INSTRUCTION: Your job is to restate each entry word for word.

Items from a data source

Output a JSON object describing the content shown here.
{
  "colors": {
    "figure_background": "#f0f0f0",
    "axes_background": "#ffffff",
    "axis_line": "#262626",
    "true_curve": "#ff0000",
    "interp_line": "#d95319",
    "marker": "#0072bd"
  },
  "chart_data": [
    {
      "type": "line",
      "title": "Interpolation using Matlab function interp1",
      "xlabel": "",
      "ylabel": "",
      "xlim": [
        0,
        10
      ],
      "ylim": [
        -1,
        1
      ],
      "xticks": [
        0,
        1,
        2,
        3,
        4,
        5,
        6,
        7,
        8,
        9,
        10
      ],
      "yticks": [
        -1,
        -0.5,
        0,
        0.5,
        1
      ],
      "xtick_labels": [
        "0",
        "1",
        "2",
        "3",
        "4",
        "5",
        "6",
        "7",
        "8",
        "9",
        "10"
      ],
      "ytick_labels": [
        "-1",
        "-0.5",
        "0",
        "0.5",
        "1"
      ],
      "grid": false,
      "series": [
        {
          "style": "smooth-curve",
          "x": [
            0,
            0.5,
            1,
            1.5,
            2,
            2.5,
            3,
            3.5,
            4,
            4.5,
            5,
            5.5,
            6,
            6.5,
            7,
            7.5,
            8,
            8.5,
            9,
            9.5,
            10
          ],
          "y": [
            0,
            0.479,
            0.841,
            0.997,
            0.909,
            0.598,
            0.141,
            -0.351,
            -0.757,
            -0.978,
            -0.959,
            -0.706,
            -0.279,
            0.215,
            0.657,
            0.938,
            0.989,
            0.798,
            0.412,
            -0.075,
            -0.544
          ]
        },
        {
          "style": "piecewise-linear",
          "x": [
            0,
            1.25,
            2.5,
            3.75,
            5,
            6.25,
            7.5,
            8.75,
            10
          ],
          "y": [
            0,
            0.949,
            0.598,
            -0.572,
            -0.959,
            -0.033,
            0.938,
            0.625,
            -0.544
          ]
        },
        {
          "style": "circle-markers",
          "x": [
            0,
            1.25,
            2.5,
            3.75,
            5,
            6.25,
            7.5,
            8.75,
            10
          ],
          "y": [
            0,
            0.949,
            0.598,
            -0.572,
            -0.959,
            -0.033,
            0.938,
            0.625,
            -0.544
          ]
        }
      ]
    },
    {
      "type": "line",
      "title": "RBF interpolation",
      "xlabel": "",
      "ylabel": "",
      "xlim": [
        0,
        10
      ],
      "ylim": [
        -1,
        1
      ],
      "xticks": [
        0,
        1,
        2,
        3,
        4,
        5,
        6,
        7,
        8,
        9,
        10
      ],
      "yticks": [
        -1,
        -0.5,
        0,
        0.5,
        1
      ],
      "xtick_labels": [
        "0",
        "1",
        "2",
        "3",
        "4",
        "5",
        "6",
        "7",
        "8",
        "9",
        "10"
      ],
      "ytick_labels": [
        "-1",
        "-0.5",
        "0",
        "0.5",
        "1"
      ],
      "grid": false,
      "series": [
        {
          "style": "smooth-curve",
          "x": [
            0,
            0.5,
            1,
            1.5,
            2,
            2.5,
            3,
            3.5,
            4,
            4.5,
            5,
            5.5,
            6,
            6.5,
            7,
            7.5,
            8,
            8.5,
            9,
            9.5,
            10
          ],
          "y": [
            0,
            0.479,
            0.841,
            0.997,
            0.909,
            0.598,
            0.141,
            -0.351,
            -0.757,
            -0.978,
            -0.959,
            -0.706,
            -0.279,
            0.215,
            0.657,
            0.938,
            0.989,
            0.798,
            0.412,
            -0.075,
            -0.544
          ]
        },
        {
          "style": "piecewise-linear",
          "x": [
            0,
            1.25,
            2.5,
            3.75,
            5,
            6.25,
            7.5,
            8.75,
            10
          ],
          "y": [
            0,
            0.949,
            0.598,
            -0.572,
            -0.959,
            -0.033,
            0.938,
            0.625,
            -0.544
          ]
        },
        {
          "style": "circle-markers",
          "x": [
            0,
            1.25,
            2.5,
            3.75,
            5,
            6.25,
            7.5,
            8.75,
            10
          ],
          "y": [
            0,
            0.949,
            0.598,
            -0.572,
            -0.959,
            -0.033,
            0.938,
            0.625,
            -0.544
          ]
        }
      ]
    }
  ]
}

EXPECTED ANSWER:
Output a JSON object describing the content shown here.
{
  "colors": {
    "figure_background": "#f0f0f0",
    "axes_background": "#ffffff",
    "axis_line": "#262626",
    "true_curve": "#ff0000",
    "interp_line": "#d95319",
    "marker": "#0072bd"
  },
  "chart_data": [
    {
      "type": "line",
      "title": "Interpolation using Matlab function interp1",
      "xlabel": "",
      "ylabel": "",
      "xlim": [
        0,
        10
      ],
      "ylim": [
        -1,
        1
      ],
      "xticks": [
        0,
        1,
        2,
        3,
        4,
        5,
        6,
        7,
        8,
        9,
        10
      ],
      "yticks": [
        -1,
        -0.5,
        0,
        0.5,
        1
      ],
      "xtick_labels": [
        "0",
        "1",
        "2",
        "3",
        "4",
        "5",
        "6",
        "7",
        "8",
        "9",
        "10"
      ],
      "ytick_labels": [
        "-1",
        "-0.5",
        "0",
        "0.5",
        "1"
      ],
      "grid": false,
      "series": [
        {
          "style": "smooth-curve",
          "x": [
            0,
            0.5,
            1,
            1.5,
            2,
            2.5,
            3,
            3.5,
            4,
            4.5,
            5,
            5.5,
            6,
            6.5,
            7,
            7.5,
            8,
            8.5,
            9,
            9.5,
            10
          ],
          "y": [
            0,
            0.479,
            0.841,
            0.997,
            0.909,
            0.598,
            0.141,
            -0.351,
            -0.757,
            -0.978,
            -0.959,
            -0.706,
            -0.279,
            0.215,
            0.657,
            0.938,
            0.989,
            0.798,
            0.412,
            -0.075,
            -0.544
          ]
        },
        {
          "style": "piecewise-linear",
          "x": [
            0,
            1.25,
            2.5,
            3.75,
            5,
            6.25,
            7.5,
            8.75,
            10
          ],
          "y": [
            0,
            0.949,
            0.598,
            -0.572,
            -0.959,
            -0.033,
            0.938,
            0.625,
            -0.544
          ]
        },
        {
          "style": "circle-markers",
          "x": [
            0,
            1.25,
            2.5,
            3.75,
            5,
            6.25,
            7.5,
            8.75,
            10
          ],
          "y": [
            0,
            0.949,
            0.598,
            -0.572,
            -0.959,
            -0.033,
            0.938,
            0.625,
            -0.544
          ]
        }
      ]
    },
    {
      "type": "line",
      "title": "RBF interpolation",
      "xlabel": "",
      "ylabel": "",
      "xlim": [
        0,
        10
      ],
      "ylim": [
        -1,
        1
      ],
      "xticks": [
        0,
        1,
        2,
        3,
        4,
        5,
        6,
        7,
        8,
        9,
        10
      ],
      "yticks": [
        -1,
        -0.5,
        0,
        0.5,
        1
      ],
      "xtick_labels": [
        "0",
        "1",
        "2",
        "3",
        "4",
        "5",
        "6",
        "7",
        "8",
        "9",
        "10"
      ],
      "ytick_labels": [
        "-1",
        "-0.5",
        "0",
        "0.5",
        "1"
      ],
      "grid": false,
      "series": [
        {
          "style": "smooth-curve",
          "x": [
            0,
            0.5,
            1,
            1.5,
            2,
            2.5,
            3,
            3.5,
            4,
            4.5,
            5,
            5.5,
            6,
            6.5,
            7,
            7.5,
            8,
            8.5,
            9,
            9.5,
            10
          ],
          "y": [
            0,
            0.479,
            0.841,
            0.997,
            0.909,
            0.598,
            0.141,
            -0.351,
            -0.757,
            -0.978,
            -0.959,
            -0.706,
            -0.279,
            0.215,
            0.657,
            0.938,
            0.989,
            0.798,
            0.412,
            -0.075,
            -0.544
          ]
        },
        {
          "style": "piecewise-linear",
          "x": [
            0,
            1.25,
            2.5,
            3.75,
            5,
            6.25,
            7.5,
            8.75,
            10
          ],
          "y": [
            0,
            0.949,
            0.598,
            -0.572,
            -0.959,
            -0.033,
            0.938,
            0.625,
            -0.544
          ]
        },
        {
          "style": "circle-markers",
          "x": [
            0,
            1.25,
            2.5,
            3.75,
            5,
            6.25,
            7.5,
            8.75,
            10
          ],
          "y": [
            0,
            0.949,
            0.598,
            -0.572,
            -0.959,
            -0.033,
            0.938,
            0.625,
            -0.544
          ]
        }
      ]
    }
  ]
}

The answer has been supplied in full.